SET TASK →
Select, from the data, each line where "Dollar" occurs.

DATA EXCERPTS →
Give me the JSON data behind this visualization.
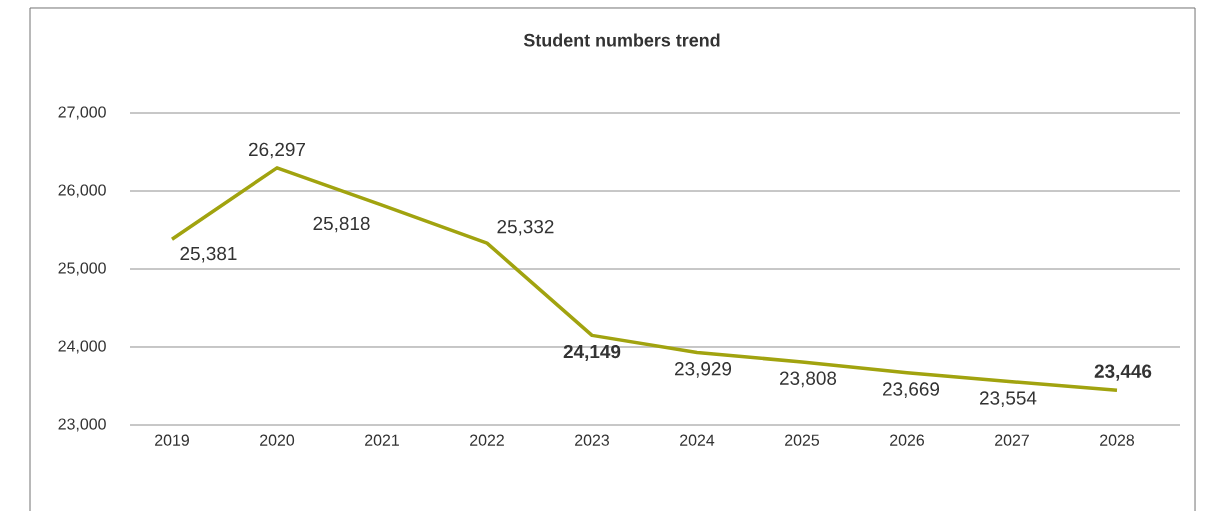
{
  "chart_data": {
    "type": "line",
    "title": "Student numbers trend",
    "categories": [
      "2019",
      "2020",
      "2021",
      "2022",
      "2023",
      "2024",
      "2025",
      "2026",
      "2027",
      "2028"
    ],
    "values": [
      25381,
      26297,
      25818,
      25332,
      24149,
      23929,
      23808,
      23669,
      23554,
      23446
    ],
    "value_labels": [
      "25,381",
      "26,297",
      "25,818",
      "25,332",
      "**24,149**",
      "23,929",
      "23,808",
      "23,669",
      "23,554",
      "**23,446**"
    ],
    "color": "#a1a30f",
    "ylim": [
      23000,
      27000
    ],
    "yticks": [
      {
        "value": 23000,
        "label": "23,000"
      },
      {
        "value": 24000,
        "label": "24,000"
      },
      {
        "value": 25000,
        "label": "25,000"
      },
      {
        "value": 26000,
        "label": "26,000"
      },
      {
        "value": 27000,
        "label": "27,000"
      }
    ],
    "grid": "y",
    "marker": "none"
  }
}
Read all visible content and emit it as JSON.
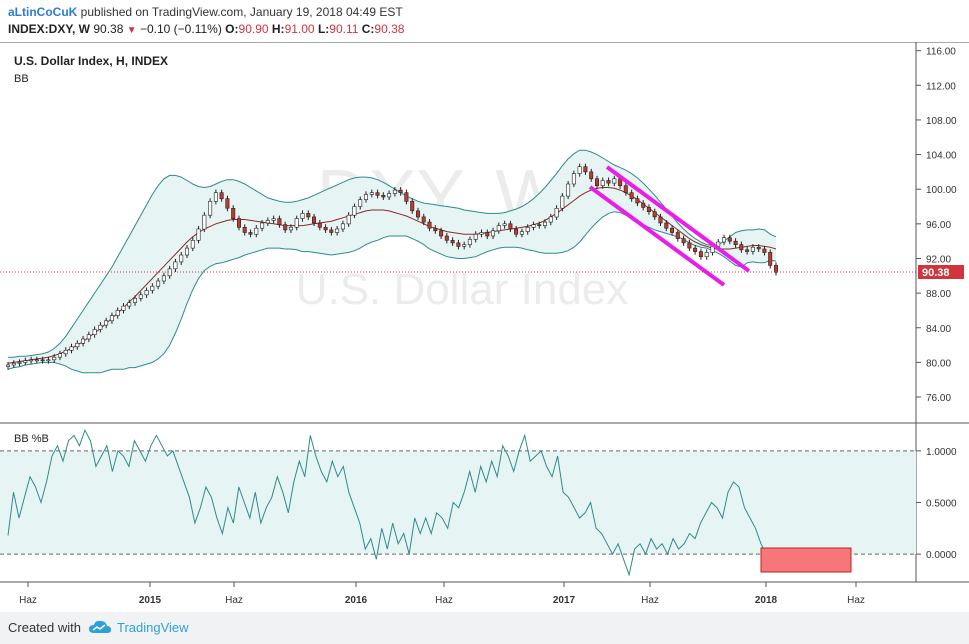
{
  "header": {
    "author": "aLtinCoCuK",
    "published_text": "published on TradingView.com, January 19, 2018 04:49 EST",
    "symbol": "INDEX:DXY, W",
    "last": "90.38",
    "change": "−0.10 (−0.11%)",
    "o_label": "O:",
    "o": "90.90",
    "h_label": "H:",
    "h": "91.00",
    "l_label": "L:",
    "l": "90.11",
    "c_label": "C:",
    "c": "90.38"
  },
  "watermark": {
    "symbol": "DXY, W",
    "name": "U.S. Dollar Index"
  },
  "colors": {
    "up": "#3b7a3b",
    "down": "#c0392b",
    "band": "#2e8b8b",
    "band_fill": "#e6f4f4",
    "basis": "#8b2a2a",
    "channel": "#e91ee9",
    "price_tag": "#d0343c",
    "osc": "#2e8b8b",
    "osc_fill": "#e6f4f4",
    "box": "#f5777a"
  },
  "chart_data": [
    {
      "type": "candlestick",
      "title": "U.S. Dollar Index, H, INDEX",
      "indicator_label": "BB",
      "ylim": [
        73,
        117
      ],
      "y_ticks": [
        "116.00",
        "112.00",
        "108.00",
        "104.00",
        "100.00",
        "96.00",
        "92.00",
        "88.00",
        "84.00",
        "80.00",
        "76.00"
      ],
      "last_price_label": "90.38",
      "x_labels": [
        "Haz",
        "2015",
        "Haz",
        "2016",
        "Haz",
        "2017",
        "Haz",
        "2018",
        "Haz"
      ],
      "series": [
        {
          "name": "close (weekly, approx.)",
          "values": [
            79.7,
            79.9,
            80.0,
            80.2,
            80.3,
            80.3,
            80.2,
            80.3,
            80.6,
            81.0,
            81.4,
            81.8,
            82.2,
            82.7,
            83.2,
            83.8,
            84.3,
            84.8,
            85.4,
            86.0,
            86.5,
            86.9,
            87.4,
            87.8,
            88.3,
            88.8,
            89.4,
            90.0,
            90.8,
            91.6,
            92.4,
            93.2,
            94.1,
            95.4,
            97.0,
            98.6,
            99.6,
            98.9,
            97.8,
            96.6,
            95.6,
            95.0,
            94.8,
            95.5,
            96.1,
            96.4,
            96.6,
            95.9,
            95.3,
            95.6,
            96.6,
            97.2,
            96.8,
            96.1,
            95.6,
            95.3,
            95.0,
            95.4,
            96.0,
            97.0,
            98.0,
            98.8,
            99.4,
            99.6,
            99.3,
            99.1,
            99.5,
            99.9,
            99.6,
            98.6,
            97.5,
            96.8,
            96.2,
            95.5,
            95.2,
            94.6,
            94.1,
            93.8,
            93.4,
            93.6,
            94.2,
            94.8,
            95.0,
            94.6,
            95.2,
            95.8,
            96.0,
            95.4,
            94.8,
            95.1,
            95.6,
            95.9,
            95.8,
            96.2,
            96.8,
            97.8,
            99.2,
            100.6,
            101.8,
            102.6,
            102.0,
            101.2,
            100.4,
            101.0,
            100.7,
            101.2,
            100.4,
            99.6,
            98.9,
            98.4,
            97.9,
            97.4,
            96.8,
            96.1,
            95.5,
            95.0,
            94.3,
            93.8,
            93.2,
            92.8,
            92.2,
            92.7,
            93.4,
            93.9,
            94.4,
            94.0,
            93.6,
            93.0,
            92.8,
            93.3,
            93.1,
            92.7,
            91.2,
            90.4
          ]
        },
        {
          "name": "BB upper (approx.)",
          "values": [
            80.6,
            80.6,
            80.7,
            80.7,
            80.8,
            80.9,
            81.0,
            81.2,
            81.6,
            82.2,
            83.0,
            84.0,
            85.0,
            86.0,
            87.0,
            88.0,
            89.0,
            90.0,
            91.0,
            92.2,
            93.4,
            94.6,
            95.8,
            97.0,
            98.2,
            99.4,
            100.4,
            101.2,
            101.6,
            101.6,
            101.4,
            101.0,
            100.6,
            100.3,
            100.2,
            100.3,
            100.6,
            100.9,
            101.1,
            101.1,
            100.9,
            100.6,
            100.2,
            99.8,
            99.4,
            99.0,
            98.8,
            98.6,
            98.5,
            98.5,
            98.6,
            98.8,
            99.0,
            99.3,
            99.6,
            99.9,
            100.2,
            100.5,
            100.8,
            101.1,
            101.3,
            101.4,
            101.4,
            101.3,
            101.1,
            100.8,
            100.4,
            100.0,
            99.6,
            99.2,
            98.9,
            98.6,
            98.4,
            98.3,
            98.2,
            98.1,
            98.0,
            97.9,
            97.8,
            97.6,
            97.5,
            97.4,
            97.3,
            97.2,
            97.2,
            97.2,
            97.3,
            97.5,
            97.7,
            98.0,
            98.4,
            98.9,
            99.5,
            100.2,
            101.0,
            101.8,
            102.7,
            103.5,
            104.1,
            104.5,
            104.5,
            104.3,
            104.0,
            103.6,
            103.2,
            102.8,
            102.5,
            102.2,
            101.8,
            101.3,
            100.7,
            100.0,
            99.3,
            98.5,
            97.7,
            96.9,
            96.1,
            95.4,
            94.8,
            94.3,
            93.9,
            93.6,
            93.5,
            93.6,
            94.0,
            94.5,
            95.0,
            95.2,
            95.3,
            95.3,
            95.4,
            95.3,
            94.8,
            94.5
          ]
        },
        {
          "name": "BB basis (approx.)",
          "values": [
            79.9,
            80.0,
            80.1,
            80.2,
            80.3,
            80.4,
            80.5,
            80.6,
            80.8,
            81.0,
            81.3,
            81.6,
            82.0,
            82.4,
            82.9,
            83.4,
            83.9,
            84.5,
            85.1,
            85.7,
            86.3,
            87.0,
            87.6,
            88.3,
            89.0,
            89.7,
            90.4,
            91.1,
            91.8,
            92.5,
            93.2,
            93.9,
            94.5,
            95.0,
            95.4,
            95.7,
            96.0,
            96.2,
            96.4,
            96.5,
            96.5,
            96.5,
            96.4,
            96.3,
            96.2,
            96.1,
            96.0,
            95.9,
            95.8,
            95.8,
            95.8,
            95.8,
            95.9,
            96.0,
            96.1,
            96.2,
            96.3,
            96.5,
            96.7,
            96.9,
            97.1,
            97.3,
            97.5,
            97.6,
            97.6,
            97.6,
            97.5,
            97.3,
            97.1,
            96.9,
            96.6,
            96.3,
            96.0,
            95.7,
            95.5,
            95.3,
            95.1,
            95.0,
            94.9,
            94.8,
            94.8,
            94.8,
            94.9,
            95.0,
            95.1,
            95.2,
            95.3,
            95.4,
            95.5,
            95.6,
            95.7,
            95.9,
            96.1,
            96.4,
            96.8,
            97.2,
            97.7,
            98.2,
            98.7,
            99.2,
            99.6,
            99.9,
            100.1,
            100.2,
            100.2,
            100.1,
            99.9,
            99.6,
            99.2,
            98.8,
            98.3,
            97.8,
            97.3,
            96.8,
            96.3,
            95.8,
            95.3,
            94.8,
            94.3,
            93.9,
            93.6,
            93.4,
            93.2,
            93.1,
            93.1,
            93.1,
            93.2,
            93.3,
            93.4,
            93.5,
            93.5,
            93.4,
            93.3,
            93.1
          ]
        },
        {
          "name": "BB lower (approx.)",
          "values": [
            79.2,
            79.4,
            79.5,
            79.7,
            79.8,
            79.9,
            80.0,
            80.0,
            80.0,
            79.8,
            79.6,
            79.2,
            79.0,
            78.8,
            78.8,
            78.8,
            78.8,
            79.0,
            79.2,
            79.2,
            79.2,
            79.4,
            79.4,
            79.6,
            79.8,
            80.0,
            80.4,
            81.0,
            82.0,
            83.4,
            85.0,
            86.8,
            88.4,
            89.7,
            90.6,
            91.1,
            91.4,
            91.5,
            91.7,
            91.9,
            92.1,
            92.4,
            92.6,
            92.8,
            93.0,
            93.2,
            93.2,
            93.2,
            93.1,
            93.1,
            93.0,
            92.8,
            92.8,
            92.7,
            92.6,
            92.5,
            92.4,
            92.5,
            92.6,
            92.7,
            92.9,
            93.2,
            93.6,
            93.9,
            94.1,
            94.4,
            94.6,
            94.6,
            94.6,
            94.6,
            94.3,
            94.0,
            93.6,
            93.1,
            92.8,
            92.5,
            92.2,
            92.1,
            92.0,
            92.0,
            92.1,
            92.2,
            92.5,
            92.8,
            93.0,
            93.2,
            93.3,
            93.3,
            93.3,
            93.2,
            93.0,
            92.9,
            92.7,
            92.6,
            92.6,
            92.6,
            92.7,
            92.9,
            93.3,
            93.9,
            94.7,
            95.5,
            96.2,
            96.8,
            97.2,
            97.4,
            97.3,
            97.0,
            96.6,
            96.3,
            95.9,
            95.6,
            95.3,
            95.1,
            94.9,
            94.7,
            94.5,
            94.2,
            93.8,
            93.5,
            93.3,
            93.2,
            92.9,
            92.6,
            92.2,
            91.7,
            91.2,
            91.0,
            91.5,
            91.6,
            91.5,
            91.5,
            91.8,
            91.7
          ]
        }
      ],
      "annotations": [
        "descending pink channel lines"
      ]
    },
    {
      "type": "line",
      "title": "BB %B",
      "ylim": [
        -0.27,
        1.27
      ],
      "y_ticks": [
        "1.0000",
        "0.5000",
        "0.0000"
      ],
      "band": [
        0,
        1
      ],
      "series": [
        {
          "name": "%B (approx.)",
          "values": [
            0.18,
            0.6,
            0.35,
            0.55,
            0.75,
            0.65,
            0.5,
            0.7,
            0.95,
            1.05,
            0.9,
            1.1,
            1.15,
            1.05,
            1.2,
            1.1,
            0.85,
            0.95,
            1.05,
            0.8,
            1.0,
            0.95,
            0.85,
            1.1,
            1.0,
            0.9,
            1.05,
            1.15,
            1.05,
            0.95,
            1.0,
            0.85,
            0.7,
            0.55,
            0.3,
            0.45,
            0.65,
            0.55,
            0.35,
            0.2,
            0.45,
            0.3,
            0.65,
            0.5,
            0.35,
            0.6,
            0.3,
            0.45,
            0.55,
            0.75,
            0.6,
            0.4,
            0.7,
            0.9,
            0.75,
            1.15,
            0.95,
            0.8,
            0.7,
            0.9,
            0.75,
            0.85,
            0.6,
            0.45,
            0.3,
            0.05,
            0.15,
            -0.05,
            0.25,
            0.05,
            0.3,
            0.1,
            0.2,
            0.0,
            0.35,
            0.2,
            0.35,
            0.2,
            0.4,
            0.35,
            0.25,
            0.5,
            0.45,
            0.6,
            0.8,
            0.6,
            0.85,
            0.7,
            0.9,
            0.75,
            1.05,
            0.95,
            0.8,
            1.0,
            1.15,
            0.9,
            0.95,
            1.0,
            0.85,
            0.75,
            0.95,
            0.6,
            0.55,
            0.45,
            0.35,
            0.4,
            0.5,
            0.25,
            0.2,
            0.1,
            0.0,
            0.1,
            -0.05,
            -0.2,
            0.05,
            0.1,
            0.0,
            0.15,
            0.05,
            0.1,
            0.0,
            0.15,
            0.05,
            0.1,
            0.2,
            0.15,
            0.3,
            0.4,
            0.5,
            0.45,
            0.35,
            0.6,
            0.7,
            0.65,
            0.45,
            0.35,
            0.25,
            0.1,
            0.0,
            -0.02
          ]
        }
      ],
      "annotations": [
        "red box near 0.0000 at the end"
      ]
    }
  ],
  "footer": {
    "created": "Created with",
    "brand": "TradingView"
  }
}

EXERCISE RESPONSE →
    "name": "U.S. Dollar Index"
      "title": "U.S. Dollar Index, H, INDEX",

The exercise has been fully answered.